■ **Task to carry out**
Filter the entries and keep only the lines where the string "Disagree" appears.

■ **Given records**
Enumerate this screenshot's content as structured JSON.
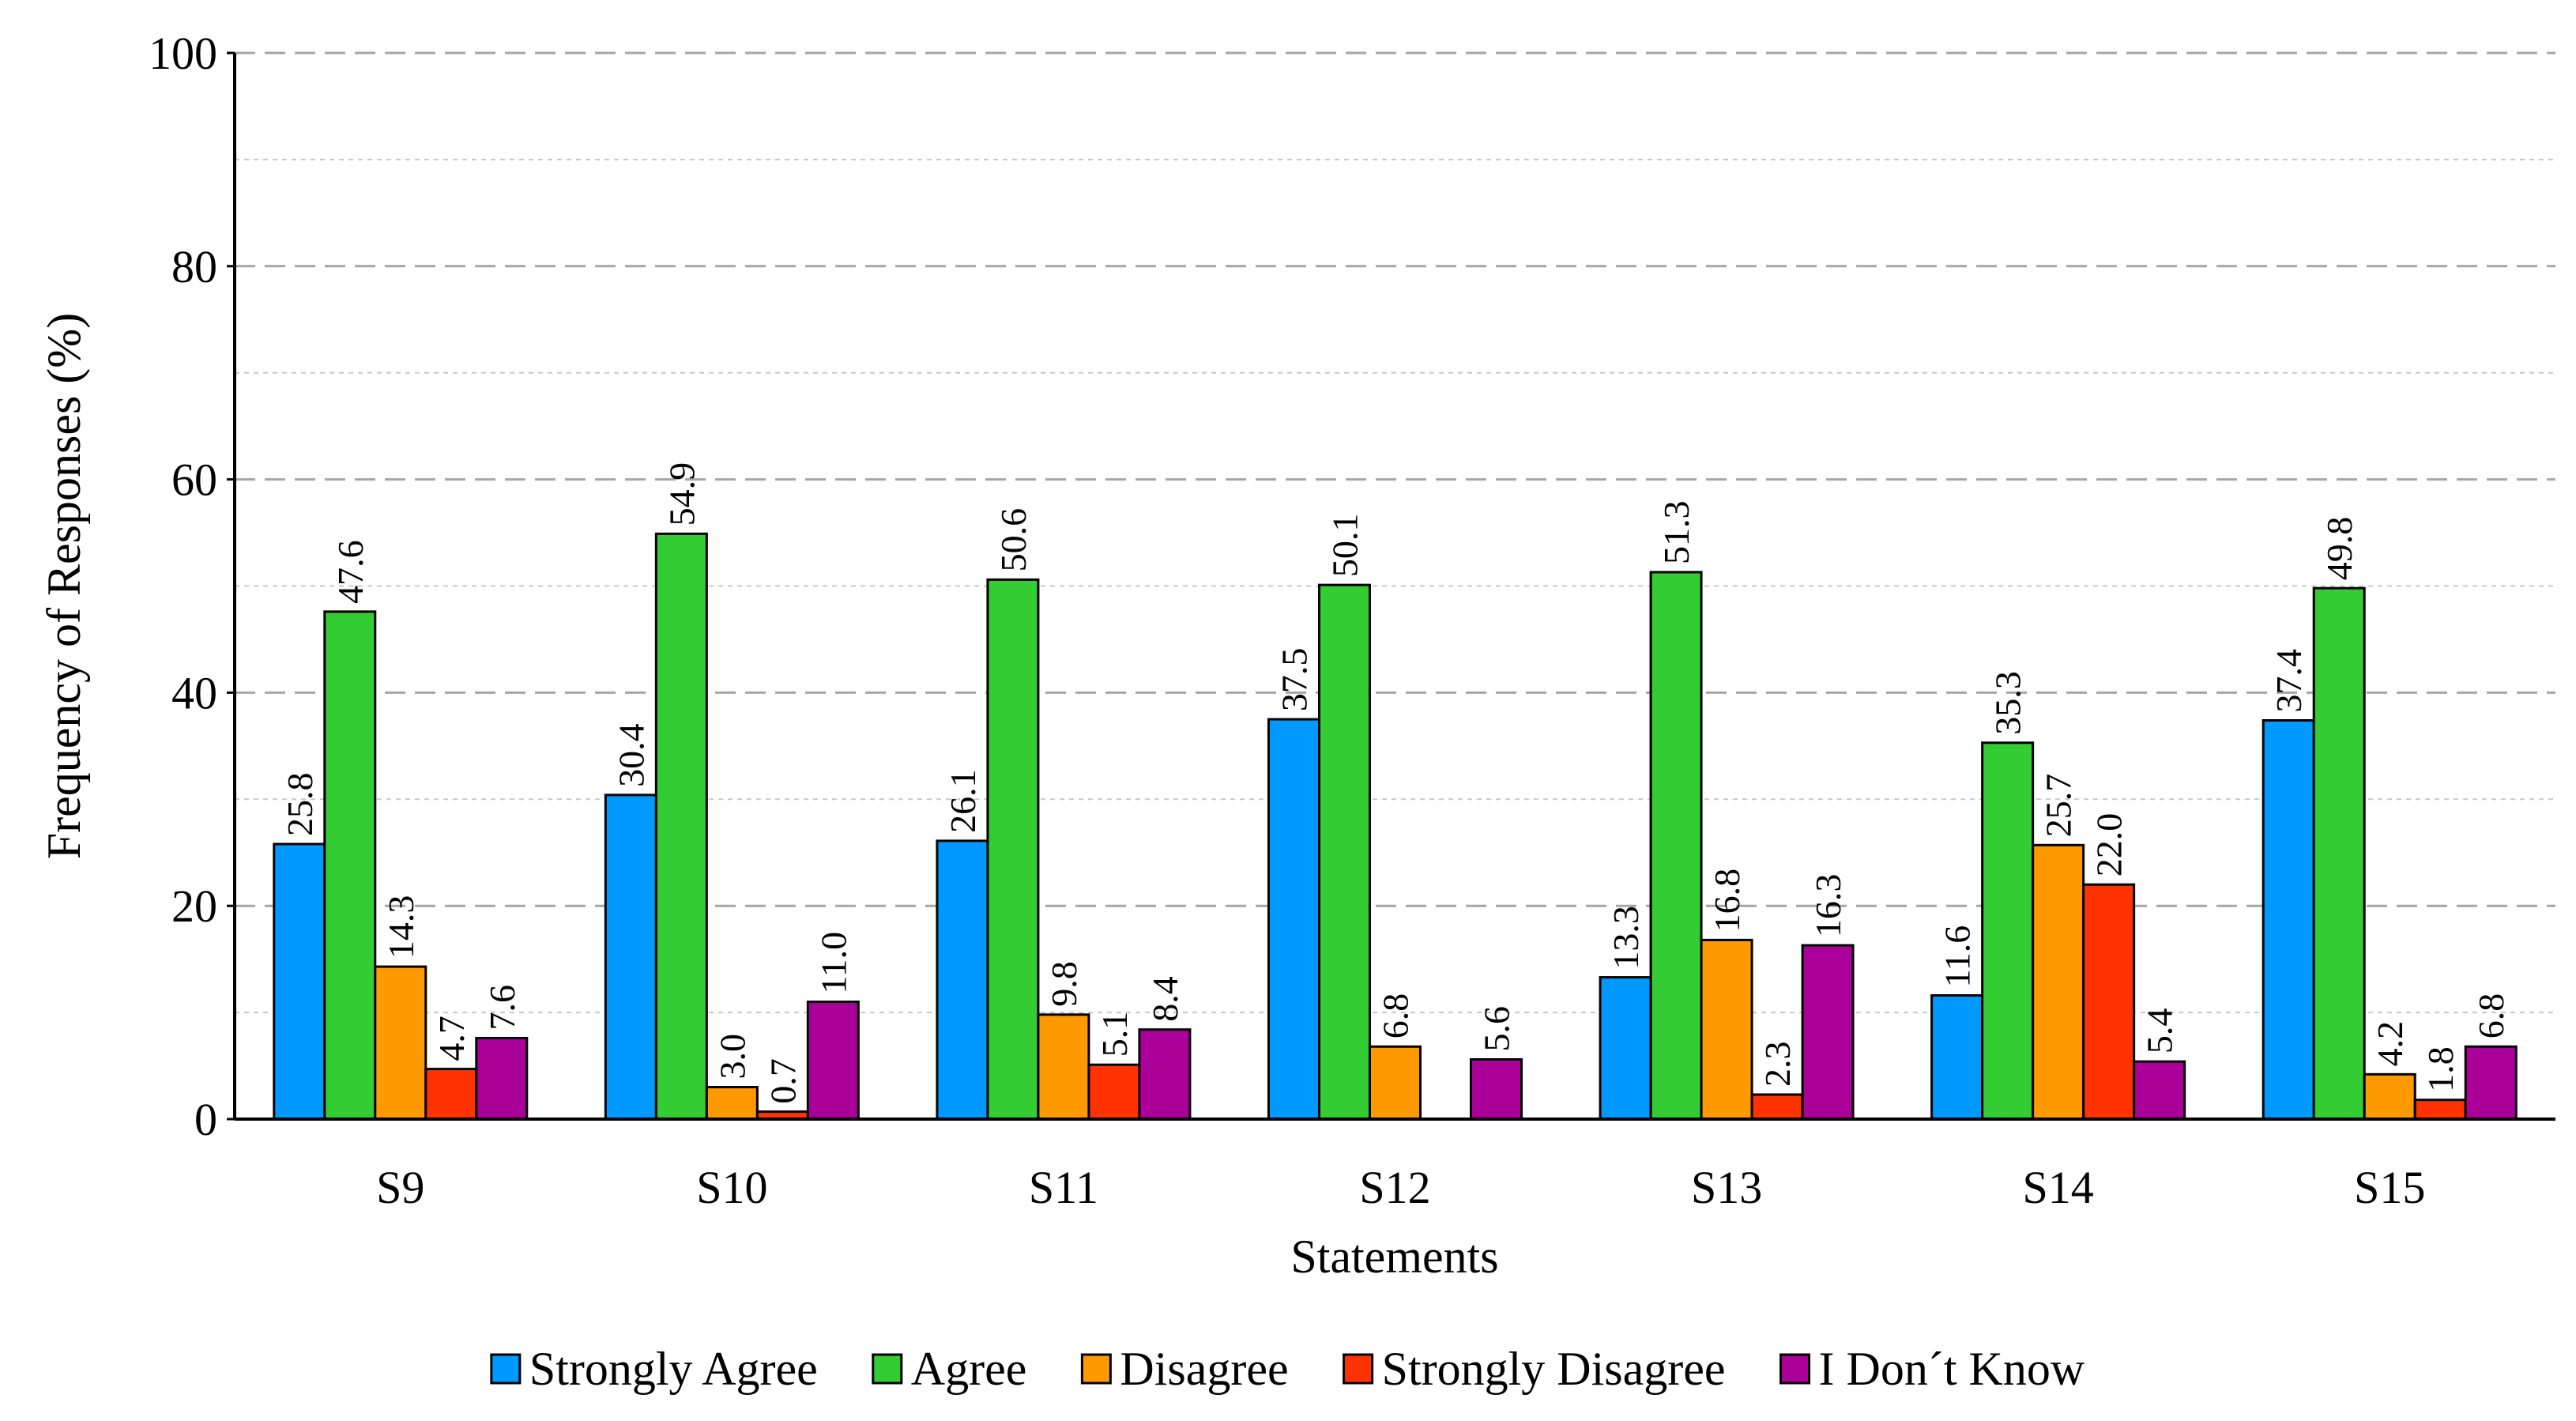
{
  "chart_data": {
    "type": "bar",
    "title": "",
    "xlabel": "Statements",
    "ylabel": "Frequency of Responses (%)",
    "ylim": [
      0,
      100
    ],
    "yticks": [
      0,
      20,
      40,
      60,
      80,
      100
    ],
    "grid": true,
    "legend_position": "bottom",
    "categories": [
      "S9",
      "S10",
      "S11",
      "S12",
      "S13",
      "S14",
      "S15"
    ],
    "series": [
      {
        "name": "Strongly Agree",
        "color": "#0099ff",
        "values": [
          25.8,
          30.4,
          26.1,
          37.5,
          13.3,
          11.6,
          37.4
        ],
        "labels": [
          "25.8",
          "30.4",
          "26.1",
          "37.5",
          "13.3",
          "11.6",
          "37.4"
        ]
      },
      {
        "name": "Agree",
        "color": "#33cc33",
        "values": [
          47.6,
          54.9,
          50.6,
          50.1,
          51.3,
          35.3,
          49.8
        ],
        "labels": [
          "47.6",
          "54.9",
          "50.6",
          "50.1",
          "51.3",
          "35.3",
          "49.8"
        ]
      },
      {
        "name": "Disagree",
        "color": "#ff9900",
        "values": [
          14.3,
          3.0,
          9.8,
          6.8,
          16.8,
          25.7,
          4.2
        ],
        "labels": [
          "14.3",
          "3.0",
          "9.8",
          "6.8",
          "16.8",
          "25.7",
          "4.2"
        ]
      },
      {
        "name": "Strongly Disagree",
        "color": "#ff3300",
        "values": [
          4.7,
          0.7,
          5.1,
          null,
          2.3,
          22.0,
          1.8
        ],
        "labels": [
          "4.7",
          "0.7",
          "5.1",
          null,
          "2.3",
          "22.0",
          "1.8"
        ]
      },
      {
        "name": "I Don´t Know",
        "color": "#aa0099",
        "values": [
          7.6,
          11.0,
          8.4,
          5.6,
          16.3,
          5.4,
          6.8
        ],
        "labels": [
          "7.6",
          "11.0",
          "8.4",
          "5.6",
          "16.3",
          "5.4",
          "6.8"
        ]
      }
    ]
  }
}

* * *

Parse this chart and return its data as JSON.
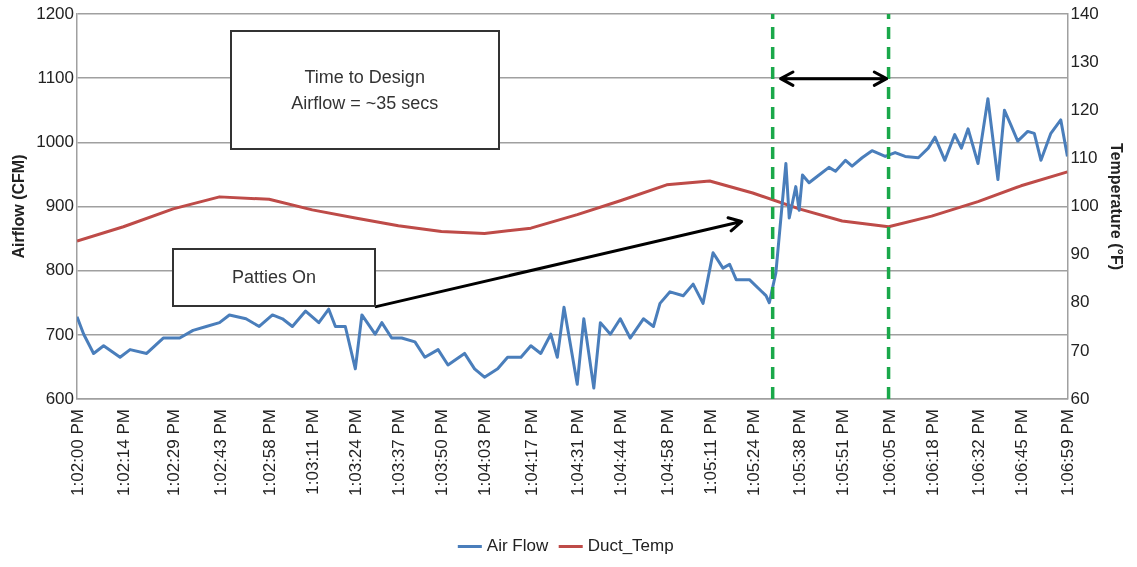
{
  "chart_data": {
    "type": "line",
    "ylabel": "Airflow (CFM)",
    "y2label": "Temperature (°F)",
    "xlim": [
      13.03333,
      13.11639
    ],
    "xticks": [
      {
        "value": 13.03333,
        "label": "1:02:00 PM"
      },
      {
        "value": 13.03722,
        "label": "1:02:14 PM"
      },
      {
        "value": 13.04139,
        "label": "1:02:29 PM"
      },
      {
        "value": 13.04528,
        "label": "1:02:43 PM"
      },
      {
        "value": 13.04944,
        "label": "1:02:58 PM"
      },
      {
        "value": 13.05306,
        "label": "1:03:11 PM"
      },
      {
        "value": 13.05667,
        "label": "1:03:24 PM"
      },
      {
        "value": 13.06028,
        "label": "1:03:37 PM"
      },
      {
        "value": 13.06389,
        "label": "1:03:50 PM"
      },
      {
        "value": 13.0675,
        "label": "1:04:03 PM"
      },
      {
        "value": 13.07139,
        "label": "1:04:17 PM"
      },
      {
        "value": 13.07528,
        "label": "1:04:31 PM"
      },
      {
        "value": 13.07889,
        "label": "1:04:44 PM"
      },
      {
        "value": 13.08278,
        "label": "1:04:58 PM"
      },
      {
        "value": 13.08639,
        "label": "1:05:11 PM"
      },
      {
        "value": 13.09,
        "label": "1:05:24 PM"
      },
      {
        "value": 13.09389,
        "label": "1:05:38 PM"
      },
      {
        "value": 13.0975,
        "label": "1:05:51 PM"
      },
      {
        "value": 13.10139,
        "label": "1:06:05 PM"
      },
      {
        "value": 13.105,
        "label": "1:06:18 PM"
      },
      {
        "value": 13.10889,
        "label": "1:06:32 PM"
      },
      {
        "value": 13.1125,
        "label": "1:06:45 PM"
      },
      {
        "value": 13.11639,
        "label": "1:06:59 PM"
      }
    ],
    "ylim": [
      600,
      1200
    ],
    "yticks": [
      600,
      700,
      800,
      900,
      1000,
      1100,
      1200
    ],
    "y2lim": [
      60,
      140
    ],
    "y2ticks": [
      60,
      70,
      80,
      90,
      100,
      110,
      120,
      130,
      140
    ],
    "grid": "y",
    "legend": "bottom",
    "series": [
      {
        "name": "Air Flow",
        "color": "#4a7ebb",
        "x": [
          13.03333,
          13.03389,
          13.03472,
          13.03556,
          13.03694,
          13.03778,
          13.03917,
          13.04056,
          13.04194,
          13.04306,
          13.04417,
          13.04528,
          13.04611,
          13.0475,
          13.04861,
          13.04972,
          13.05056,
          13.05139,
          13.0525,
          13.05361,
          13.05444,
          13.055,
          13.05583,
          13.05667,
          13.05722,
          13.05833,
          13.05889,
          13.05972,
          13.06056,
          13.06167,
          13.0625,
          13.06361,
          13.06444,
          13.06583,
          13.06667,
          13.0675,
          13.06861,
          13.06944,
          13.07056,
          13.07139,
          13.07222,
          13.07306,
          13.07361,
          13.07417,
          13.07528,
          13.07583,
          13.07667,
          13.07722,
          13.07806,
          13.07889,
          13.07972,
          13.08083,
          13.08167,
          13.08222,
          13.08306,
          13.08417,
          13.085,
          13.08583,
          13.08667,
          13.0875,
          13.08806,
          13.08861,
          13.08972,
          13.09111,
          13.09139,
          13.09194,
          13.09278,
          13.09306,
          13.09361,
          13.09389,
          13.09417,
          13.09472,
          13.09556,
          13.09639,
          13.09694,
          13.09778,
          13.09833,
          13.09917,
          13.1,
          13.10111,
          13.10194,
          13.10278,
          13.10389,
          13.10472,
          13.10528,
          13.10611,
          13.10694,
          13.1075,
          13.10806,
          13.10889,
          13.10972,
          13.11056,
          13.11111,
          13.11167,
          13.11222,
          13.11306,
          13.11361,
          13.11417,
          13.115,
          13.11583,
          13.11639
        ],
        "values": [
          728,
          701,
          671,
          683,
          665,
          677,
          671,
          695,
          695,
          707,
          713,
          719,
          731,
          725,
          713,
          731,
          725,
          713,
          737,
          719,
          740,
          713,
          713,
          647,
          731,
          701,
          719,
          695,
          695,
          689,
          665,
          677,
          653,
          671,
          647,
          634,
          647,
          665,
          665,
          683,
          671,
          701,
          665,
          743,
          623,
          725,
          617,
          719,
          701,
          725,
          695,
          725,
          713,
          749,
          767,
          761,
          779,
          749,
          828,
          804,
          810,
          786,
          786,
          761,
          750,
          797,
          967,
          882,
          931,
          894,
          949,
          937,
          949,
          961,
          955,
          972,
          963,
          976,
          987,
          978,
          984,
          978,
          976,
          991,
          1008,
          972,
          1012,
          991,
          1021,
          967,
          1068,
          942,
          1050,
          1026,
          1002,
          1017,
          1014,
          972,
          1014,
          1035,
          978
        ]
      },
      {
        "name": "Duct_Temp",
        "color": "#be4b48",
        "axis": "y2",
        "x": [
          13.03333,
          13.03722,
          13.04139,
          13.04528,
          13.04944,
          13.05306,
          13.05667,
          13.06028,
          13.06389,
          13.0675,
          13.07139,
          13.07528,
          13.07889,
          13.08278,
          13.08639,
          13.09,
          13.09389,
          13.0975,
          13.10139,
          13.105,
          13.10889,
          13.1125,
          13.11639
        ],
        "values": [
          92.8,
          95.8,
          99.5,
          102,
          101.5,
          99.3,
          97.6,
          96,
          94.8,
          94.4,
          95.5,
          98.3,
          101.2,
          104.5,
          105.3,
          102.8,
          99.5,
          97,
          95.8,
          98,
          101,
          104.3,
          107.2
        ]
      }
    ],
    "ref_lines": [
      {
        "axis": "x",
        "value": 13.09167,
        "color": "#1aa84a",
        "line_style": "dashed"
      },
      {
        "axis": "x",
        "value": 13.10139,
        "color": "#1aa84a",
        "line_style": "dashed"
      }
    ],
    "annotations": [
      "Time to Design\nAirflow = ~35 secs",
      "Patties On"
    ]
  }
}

■ **Task output**
        "name": "Disagree",
        "name": "Strongly Disagree",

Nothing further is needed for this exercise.